In the entries below, find the string "Months" and return each line holding it.

/---

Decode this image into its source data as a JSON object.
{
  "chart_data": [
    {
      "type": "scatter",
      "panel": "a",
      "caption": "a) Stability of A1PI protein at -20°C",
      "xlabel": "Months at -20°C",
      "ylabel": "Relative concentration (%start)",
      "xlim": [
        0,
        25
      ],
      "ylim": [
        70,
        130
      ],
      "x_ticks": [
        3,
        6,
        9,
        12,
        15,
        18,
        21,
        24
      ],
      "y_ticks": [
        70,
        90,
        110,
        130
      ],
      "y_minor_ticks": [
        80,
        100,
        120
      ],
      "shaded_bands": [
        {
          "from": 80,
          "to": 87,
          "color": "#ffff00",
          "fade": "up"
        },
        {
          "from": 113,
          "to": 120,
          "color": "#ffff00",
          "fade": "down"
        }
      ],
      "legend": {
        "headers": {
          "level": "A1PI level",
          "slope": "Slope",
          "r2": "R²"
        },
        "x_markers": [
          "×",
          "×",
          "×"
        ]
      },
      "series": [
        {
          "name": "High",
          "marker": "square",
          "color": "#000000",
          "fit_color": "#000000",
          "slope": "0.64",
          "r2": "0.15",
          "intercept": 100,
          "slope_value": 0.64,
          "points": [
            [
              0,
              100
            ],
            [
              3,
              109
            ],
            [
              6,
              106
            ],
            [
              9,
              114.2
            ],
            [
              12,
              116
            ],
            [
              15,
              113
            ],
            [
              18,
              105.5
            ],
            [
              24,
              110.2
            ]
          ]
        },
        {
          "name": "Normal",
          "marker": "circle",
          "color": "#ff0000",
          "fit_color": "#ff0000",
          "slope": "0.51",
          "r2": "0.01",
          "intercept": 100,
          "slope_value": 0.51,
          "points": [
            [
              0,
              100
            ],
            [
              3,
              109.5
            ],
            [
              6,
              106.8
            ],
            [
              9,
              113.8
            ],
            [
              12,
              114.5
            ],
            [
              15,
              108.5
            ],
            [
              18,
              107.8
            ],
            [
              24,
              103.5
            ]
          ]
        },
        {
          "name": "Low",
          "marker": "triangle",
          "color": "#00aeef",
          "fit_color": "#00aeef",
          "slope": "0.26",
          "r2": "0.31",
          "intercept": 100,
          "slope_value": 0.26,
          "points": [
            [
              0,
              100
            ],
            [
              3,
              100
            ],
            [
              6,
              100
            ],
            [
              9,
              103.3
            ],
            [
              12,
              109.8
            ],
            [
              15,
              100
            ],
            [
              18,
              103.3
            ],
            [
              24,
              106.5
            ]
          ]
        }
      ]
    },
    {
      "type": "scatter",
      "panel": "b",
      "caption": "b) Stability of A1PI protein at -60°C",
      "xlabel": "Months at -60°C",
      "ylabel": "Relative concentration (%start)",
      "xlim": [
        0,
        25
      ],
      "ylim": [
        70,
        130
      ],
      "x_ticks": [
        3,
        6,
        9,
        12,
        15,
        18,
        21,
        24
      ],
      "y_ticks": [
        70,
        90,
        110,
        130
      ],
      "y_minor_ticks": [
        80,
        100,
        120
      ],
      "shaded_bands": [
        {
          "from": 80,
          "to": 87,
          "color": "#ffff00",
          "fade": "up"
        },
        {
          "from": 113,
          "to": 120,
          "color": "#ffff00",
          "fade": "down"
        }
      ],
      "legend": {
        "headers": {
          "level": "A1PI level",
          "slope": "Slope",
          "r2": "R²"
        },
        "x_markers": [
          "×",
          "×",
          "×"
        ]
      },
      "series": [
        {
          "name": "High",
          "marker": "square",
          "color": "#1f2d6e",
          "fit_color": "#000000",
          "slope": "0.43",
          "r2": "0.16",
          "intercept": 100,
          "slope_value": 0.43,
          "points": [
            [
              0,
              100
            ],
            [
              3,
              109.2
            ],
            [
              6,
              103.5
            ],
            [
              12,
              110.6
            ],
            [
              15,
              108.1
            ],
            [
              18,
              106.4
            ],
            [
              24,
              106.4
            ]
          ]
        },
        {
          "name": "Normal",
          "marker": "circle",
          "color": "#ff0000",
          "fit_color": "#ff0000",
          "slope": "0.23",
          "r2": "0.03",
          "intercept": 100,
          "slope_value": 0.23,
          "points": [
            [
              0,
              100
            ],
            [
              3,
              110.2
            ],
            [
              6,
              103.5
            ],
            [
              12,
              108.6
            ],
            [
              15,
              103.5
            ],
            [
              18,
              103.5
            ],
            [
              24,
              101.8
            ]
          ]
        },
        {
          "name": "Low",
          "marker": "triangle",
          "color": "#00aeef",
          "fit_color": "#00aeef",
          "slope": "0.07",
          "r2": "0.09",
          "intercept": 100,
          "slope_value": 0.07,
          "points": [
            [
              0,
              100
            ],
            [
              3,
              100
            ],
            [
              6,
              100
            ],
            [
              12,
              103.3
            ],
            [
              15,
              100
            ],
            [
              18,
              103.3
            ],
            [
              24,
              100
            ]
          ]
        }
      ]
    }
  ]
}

\---

Solution to this problem:
      "xlabel": "Months at -20°C",
      "xlabel": "Months at -60°C",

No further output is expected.